== Task requirements ==
Select each line of the rows below that contains the string "screenshot", and copy those lines unchanged.

(Saved entries)
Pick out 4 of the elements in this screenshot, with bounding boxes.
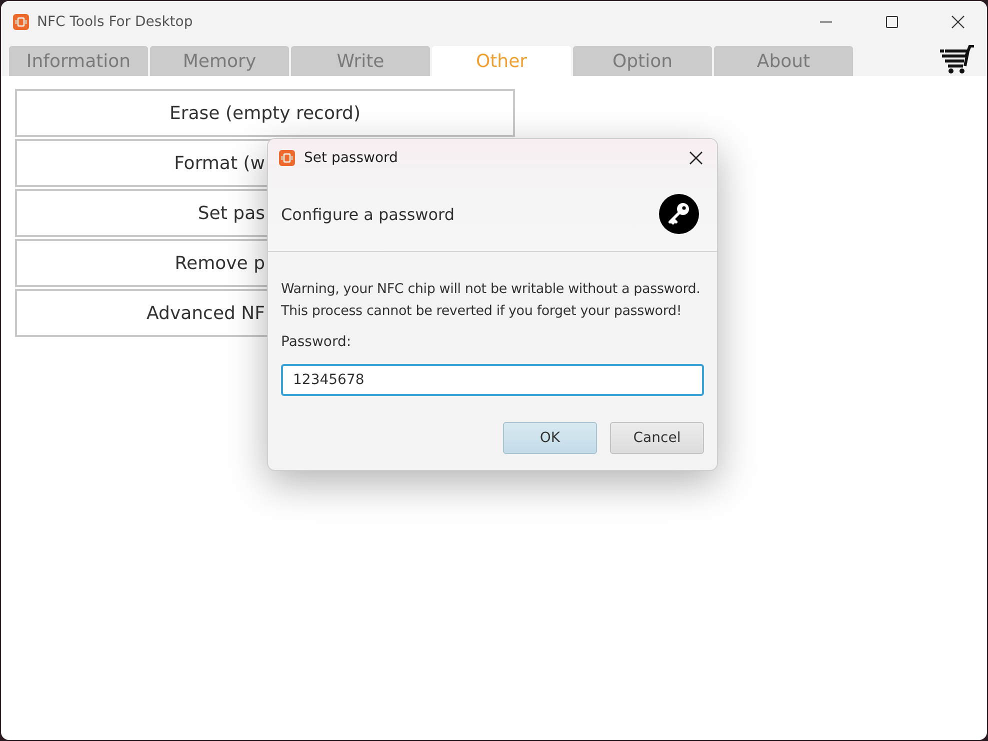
dialog-title: Set password	[304, 150, 399, 166]
window-title: NFC Tools For Desktop	[37, 14, 194, 30]
password-label: Password:	[281, 334, 352, 350]
dialog-heading: Configure a password	[281, 204, 456, 224]
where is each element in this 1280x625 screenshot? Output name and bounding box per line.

== Answer to the problem ==
Pick out 4 of the elements in this screenshot, with bounding boxes.
where is each element in this 1280x625 screenshot? Output name and bounding box per line.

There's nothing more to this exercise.